▸ **Problem to solve**
Print every record below exactly as written.

▽

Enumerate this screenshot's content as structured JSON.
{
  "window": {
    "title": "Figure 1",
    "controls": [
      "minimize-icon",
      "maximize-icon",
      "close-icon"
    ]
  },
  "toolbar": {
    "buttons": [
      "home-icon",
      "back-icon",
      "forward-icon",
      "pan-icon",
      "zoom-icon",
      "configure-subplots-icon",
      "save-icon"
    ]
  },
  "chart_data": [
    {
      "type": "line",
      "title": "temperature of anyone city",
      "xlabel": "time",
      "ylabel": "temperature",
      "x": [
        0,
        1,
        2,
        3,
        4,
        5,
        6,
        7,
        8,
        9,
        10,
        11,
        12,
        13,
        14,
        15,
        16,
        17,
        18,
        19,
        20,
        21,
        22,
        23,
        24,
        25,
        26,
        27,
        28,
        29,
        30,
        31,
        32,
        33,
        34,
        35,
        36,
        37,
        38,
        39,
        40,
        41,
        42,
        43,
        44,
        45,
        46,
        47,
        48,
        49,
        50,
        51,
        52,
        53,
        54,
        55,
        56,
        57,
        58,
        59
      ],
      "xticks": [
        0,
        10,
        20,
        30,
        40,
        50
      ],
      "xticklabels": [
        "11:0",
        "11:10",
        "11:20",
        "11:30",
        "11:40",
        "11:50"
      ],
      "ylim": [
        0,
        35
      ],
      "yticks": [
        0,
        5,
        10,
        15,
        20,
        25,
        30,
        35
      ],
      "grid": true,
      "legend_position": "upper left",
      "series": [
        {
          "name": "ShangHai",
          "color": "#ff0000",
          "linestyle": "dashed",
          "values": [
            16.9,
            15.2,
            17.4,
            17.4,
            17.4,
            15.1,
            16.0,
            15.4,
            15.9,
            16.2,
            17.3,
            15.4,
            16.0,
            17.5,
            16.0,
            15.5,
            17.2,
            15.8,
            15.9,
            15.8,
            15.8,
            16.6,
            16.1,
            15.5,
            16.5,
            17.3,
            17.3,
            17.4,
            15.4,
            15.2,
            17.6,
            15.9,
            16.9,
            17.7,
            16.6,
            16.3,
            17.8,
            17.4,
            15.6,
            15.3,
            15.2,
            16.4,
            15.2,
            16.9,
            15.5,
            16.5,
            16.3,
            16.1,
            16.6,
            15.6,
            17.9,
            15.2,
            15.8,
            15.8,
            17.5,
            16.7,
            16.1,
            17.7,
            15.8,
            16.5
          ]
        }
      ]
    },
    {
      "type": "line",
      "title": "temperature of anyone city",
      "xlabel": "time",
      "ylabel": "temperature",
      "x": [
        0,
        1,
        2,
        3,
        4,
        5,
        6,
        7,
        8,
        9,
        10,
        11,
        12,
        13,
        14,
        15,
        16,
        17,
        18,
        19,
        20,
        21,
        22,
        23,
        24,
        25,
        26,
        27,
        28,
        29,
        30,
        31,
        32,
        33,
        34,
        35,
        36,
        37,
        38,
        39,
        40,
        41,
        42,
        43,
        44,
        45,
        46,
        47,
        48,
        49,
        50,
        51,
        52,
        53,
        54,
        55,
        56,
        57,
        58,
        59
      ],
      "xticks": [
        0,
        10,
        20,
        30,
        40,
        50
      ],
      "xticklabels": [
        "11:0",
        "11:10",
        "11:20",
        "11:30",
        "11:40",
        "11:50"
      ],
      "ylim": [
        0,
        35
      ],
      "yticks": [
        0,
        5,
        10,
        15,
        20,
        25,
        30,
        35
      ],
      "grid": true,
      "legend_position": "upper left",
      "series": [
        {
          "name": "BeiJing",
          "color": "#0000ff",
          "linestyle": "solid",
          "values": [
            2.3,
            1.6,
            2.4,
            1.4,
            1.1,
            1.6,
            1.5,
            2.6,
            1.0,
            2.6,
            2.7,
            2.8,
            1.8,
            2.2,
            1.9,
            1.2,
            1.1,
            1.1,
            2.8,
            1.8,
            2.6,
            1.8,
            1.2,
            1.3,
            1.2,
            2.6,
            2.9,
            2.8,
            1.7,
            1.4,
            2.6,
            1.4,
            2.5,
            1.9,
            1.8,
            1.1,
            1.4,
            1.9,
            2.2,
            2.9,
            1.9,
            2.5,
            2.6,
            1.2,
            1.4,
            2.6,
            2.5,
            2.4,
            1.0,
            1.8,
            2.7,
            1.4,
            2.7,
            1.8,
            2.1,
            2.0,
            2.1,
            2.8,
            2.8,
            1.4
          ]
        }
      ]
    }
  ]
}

△

▸ **Full answer**
Enumerate this screenshot's content as structured JSON.
{
  "window": {
    "title": "Figure 1",
    "controls": [
      "minimize-icon",
      "maximize-icon",
      "close-icon"
    ]
  },
  "toolbar": {
    "buttons": [
      "home-icon",
      "back-icon",
      "forward-icon",
      "pan-icon",
      "zoom-icon",
      "configure-subplots-icon",
      "save-icon"
    ]
  },
  "chart_data": [
    {
      "type": "line",
      "title": "temperature of anyone city",
      "xlabel": "time",
      "ylabel": "temperature",
      "x": [
        0,
        1,
        2,
        3,
        4,
        5,
        6,
        7,
        8,
        9,
        10,
        11,
        12,
        13,
        14,
        15,
        16,
        17,
        18,
        19,
        20,
        21,
        22,
        23,
        24,
        25,
        26,
        27,
        28,
        29,
        30,
        31,
        32,
        33,
        34,
        35,
        36,
        37,
        38,
        39,
        40,
        41,
        42,
        43,
        44,
        45,
        46,
        47,
        48,
        49,
        50,
        51,
        52,
        53,
        54,
        55,
        56,
        57,
        58,
        59
      ],
      "xticks": [
        0,
        10,
        20,
        30,
        40,
        50
      ],
      "xticklabels": [
        "11:0",
        "11:10",
        "11:20",
        "11:30",
        "11:40",
        "11:50"
      ],
      "ylim": [
        0,
        35
      ],
      "yticks": [
        0,
        5,
        10,
        15,
        20,
        25,
        30,
        35
      ],
      "grid": true,
      "legend_position": "upper left",
      "series": [
        {
          "name": "ShangHai",
          "color": "#ff0000",
          "linestyle": "dashed",
          "values": [
            16.9,
            15.2,
            17.4,
            17.4,
            17.4,
            15.1,
            16.0,
            15.4,
            15.9,
            16.2,
            17.3,
            15.4,
            16.0,
            17.5,
            16.0,
            15.5,
            17.2,
            15.8,
            15.9,
            15.8,
            15.8,
            16.6,
            16.1,
            15.5,
            16.5,
            17.3,
            17.3,
            17.4,
            15.4,
            15.2,
            17.6,
            15.9,
            16.9,
            17.7,
            16.6,
            16.3,
            17.8,
            17.4,
            15.6,
            15.3,
            15.2,
            16.4,
            15.2,
            16.9,
            15.5,
            16.5,
            16.3,
            16.1,
            16.6,
            15.6,
            17.9,
            15.2,
            15.8,
            15.8,
            17.5,
            16.7,
            16.1,
            17.7,
            15.8,
            16.5
          ]
        }
      ]
    },
    {
      "type": "line",
      "title": "temperature of anyone city",
      "xlabel": "time",
      "ylabel": "temperature",
      "x": [
        0,
        1,
        2,
        3,
        4,
        5,
        6,
        7,
        8,
        9,
        10,
        11,
        12,
        13,
        14,
        15,
        16,
        17,
        18,
        19,
        20,
        21,
        22,
        23,
        24,
        25,
        26,
        27,
        28,
        29,
        30,
        31,
        32,
        33,
        34,
        35,
        36,
        37,
        38,
        39,
        40,
        41,
        42,
        43,
        44,
        45,
        46,
        47,
        48,
        49,
        50,
        51,
        52,
        53,
        54,
        55,
        56,
        57,
        58,
        59
      ],
      "xticks": [
        0,
        10,
        20,
        30,
        40,
        50
      ],
      "xticklabels": [
        "11:0",
        "11:10",
        "11:20",
        "11:30",
        "11:40",
        "11:50"
      ],
      "ylim": [
        0,
        35
      ],
      "yticks": [
        0,
        5,
        10,
        15,
        20,
        25,
        30,
        35
      ],
      "grid": true,
      "legend_position": "upper left",
      "series": [
        {
          "name": "BeiJing",
          "color": "#0000ff",
          "linestyle": "solid",
          "values": [
            2.3,
            1.6,
            2.4,
            1.4,
            1.1,
            1.6,
            1.5,
            2.6,
            1.0,
            2.6,
            2.7,
            2.8,
            1.8,
            2.2,
            1.9,
            1.2,
            1.1,
            1.1,
            2.8,
            1.8,
            2.6,
            1.8,
            1.2,
            1.3,
            1.2,
            2.6,
            2.9,
            2.8,
            1.7,
            1.4,
            2.6,
            1.4,
            2.5,
            1.9,
            1.8,
            1.1,
            1.4,
            1.9,
            2.2,
            2.9,
            1.9,
            2.5,
            2.6,
            1.2,
            1.4,
            2.6,
            2.5,
            2.4,
            1.0,
            1.8,
            2.7,
            1.4,
            2.7,
            1.8,
            2.1,
            2.0,
            2.1,
            2.8,
            2.8,
            1.4
          ]
        }
      ]
    }
  ]
}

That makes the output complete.